DIRECTIONS FOR THIS TASK
Return every record below exactly as written, omitting any pictures.

━━ DATA EXTRACT ━━

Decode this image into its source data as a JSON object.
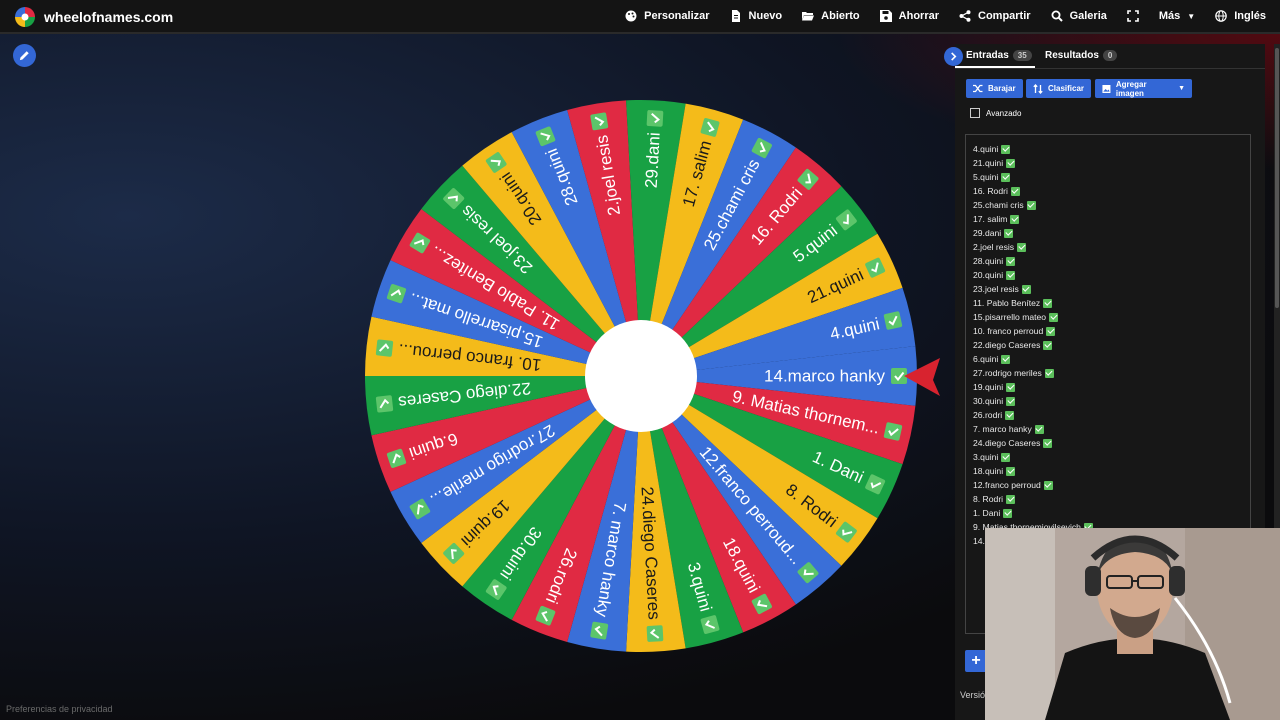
{
  "site": {
    "name": "wheelofnames.com"
  },
  "nav": {
    "customize": "Personalizar",
    "new": "Nuevo",
    "open": "Abierto",
    "save": "Ahorrar",
    "share": "Compartir",
    "gallery": "Galeria",
    "more": "Más",
    "language": "Inglés"
  },
  "wheel": {
    "colors": [
      "#3a6fd8",
      "#e02a43",
      "#18a144",
      "#f4bb1a"
    ],
    "segments": [
      "14.marco hanky",
      "9. Matias thornem...",
      "1. Dani",
      "8. Rodri",
      "12.franco perroud...",
      "18.quini",
      "3.quini",
      "24.diego Caseres",
      "7. marco hanky",
      "26.rodri",
      "30.quini",
      "19.quini",
      "27.rodrigo merile...",
      "6.quini",
      "22.diego Caseres",
      "10. franco perrou...",
      "15.pisarrello mat...",
      "11. Pablo Benítez...",
      "23.joel resis",
      "20.quini",
      "28.quini",
      "2.joel resis",
      "29.dani",
      "17. salim",
      "25.chami cris",
      "16. Rodri",
      "5.quini",
      "21.quini",
      "4.quini"
    ]
  },
  "panel": {
    "tabs": [
      {
        "label": "Entradas",
        "count": "35"
      },
      {
        "label": "Resultados",
        "count": "0"
      }
    ],
    "buttons": {
      "shuffle": "Barajar",
      "sort": "Clasificar",
      "add_image": "Agregar imagen"
    },
    "advanced": "Avanzado",
    "entries": [
      "4.quini",
      "21.quini",
      "5.quini",
      "16. Rodri",
      "25.chami cris",
      "17. salim",
      "29.dani",
      "2.joel resis",
      "28.quini",
      "20.quini",
      "23.joel resis",
      "11. Pablo Benítez",
      "15.pisarrello mateo",
      "10. franco perroud",
      "22.diego Caseres",
      "6.quini",
      "27.rodrigo meriles",
      "19.quini",
      "30.quini",
      "26.rodri",
      "7. marco hanky",
      "24.diego Caseres",
      "3.quini",
      "18.quini",
      "12.franco perroud",
      "8. Rodri",
      "1. Dani",
      "9. Matias thornemiovilsevich",
      "14."
    ],
    "add_symbol": "+",
    "version": "Versió"
  },
  "footer": {
    "privacy": "Preferencias de privacidad"
  }
}
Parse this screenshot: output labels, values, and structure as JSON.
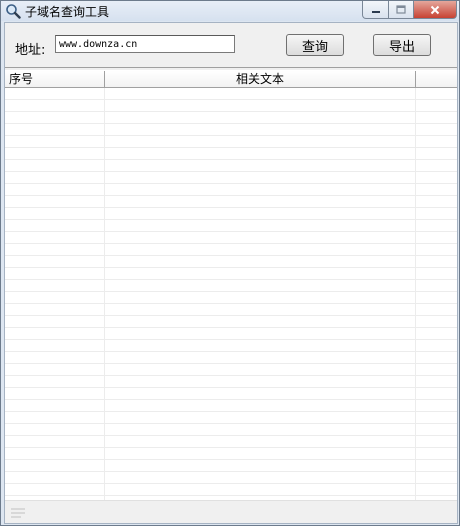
{
  "window": {
    "title": "子域名查询工具",
    "icon": "magnifier-icon",
    "buttons": {
      "minimize": "minimize-icon",
      "maximize": "maximize-icon",
      "close": "close-icon"
    }
  },
  "toolbar": {
    "address_label": "地址:",
    "address_value": "www.downza.cn",
    "query_label": "查询",
    "export_label": "导出"
  },
  "table": {
    "columns": [
      "序号",
      "相关文本",
      ""
    ],
    "rows": []
  }
}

━━━

THE SOLUTION
Decode this image into its source data as a JSON object.
{
  "site": {
    "name": "wheelofnames.com"
  },
  "nav": {
    "customize": "Personalizar",
    "new": "Nuevo",
    "open": "Abierto",
    "save": "Ahorrar",
    "share": "Compartir",
    "gallery": "Galeria",
    "more": "Más",
    "language": "Inglés"
  },
  "wheel": {
    "colors": [
      "#3a6fd8",
      "#e02a43",
      "#18a144",
      "#f4bb1a"
    ],
    "segments": [
      "14.marco hanky",
      "9. Matias thornem...",
      "1. Dani",
      "8. Rodri",
      "12.franco perroud...",
      "18.quini",
      "3.quini",
      "24.diego Caseres",
      "7. marco hanky",
      "26.rodri",
      "30.quini",
      "19.quini",
      "27.rodrigo merile...",
      "6.quini",
      "22.diego Caseres",
      "10. franco perrou...",
      "15.pisarrello mat...",
      "11. Pablo Benítez...",
      "23.joel resis",
      "20.quini",
      "28.quini",
      "2.joel resis",
      "29.dani",
      "17. salim",
      "25.chami cris",
      "16. Rodri",
      "5.quini",
      "21.quini",
      "4.quini"
    ]
  },
  "panel": {
    "tabs": [
      {
        "label": "Entradas",
        "count": "35"
      },
      {
        "label": "Resultados",
        "count": "0"
      }
    ],
    "buttons": {
      "shuffle": "Barajar",
      "sort": "Clasificar",
      "add_image": "Agregar imagen"
    },
    "advanced": "Avanzado",
    "entries": [
      "4.quini",
      "21.quini",
      "5.quini",
      "16. Rodri",
      "25.chami cris",
      "17. salim",
      "29.dani",
      "2.joel resis",
      "28.quini",
      "20.quini",
      "23.joel resis",
      "11. Pablo Benítez",
      "15.pisarrello mateo",
      "10. franco perroud",
      "22.diego Caseres",
      "6.quini",
      "27.rodrigo meriles",
      "19.quini",
      "30.quini",
      "26.rodri",
      "7. marco hanky",
      "24.diego Caseres",
      "3.quini",
      "18.quini",
      "12.franco perroud",
      "8. Rodri",
      "1. Dani",
      "9. Matias thornemiovilsevich",
      "14."
    ],
    "add_symbol": "+",
    "version": "Versió"
  },
  "footer": {
    "privacy": "Preferencias de privacidad"
  }
}
Parse this screenshot: output labels, values, and structure as JSON.
{
  "window": {
    "title": "子域名查询工具",
    "icon": "magnifier-icon",
    "buttons": {
      "minimize": "minimize-icon",
      "maximize": "maximize-icon",
      "close": "close-icon"
    }
  },
  "toolbar": {
    "address_label": "地址:",
    "address_value": "www.downza.cn",
    "query_label": "查询",
    "export_label": "导出"
  },
  "table": {
    "columns": [
      "序号",
      "相关文本",
      ""
    ],
    "rows": []
  }
}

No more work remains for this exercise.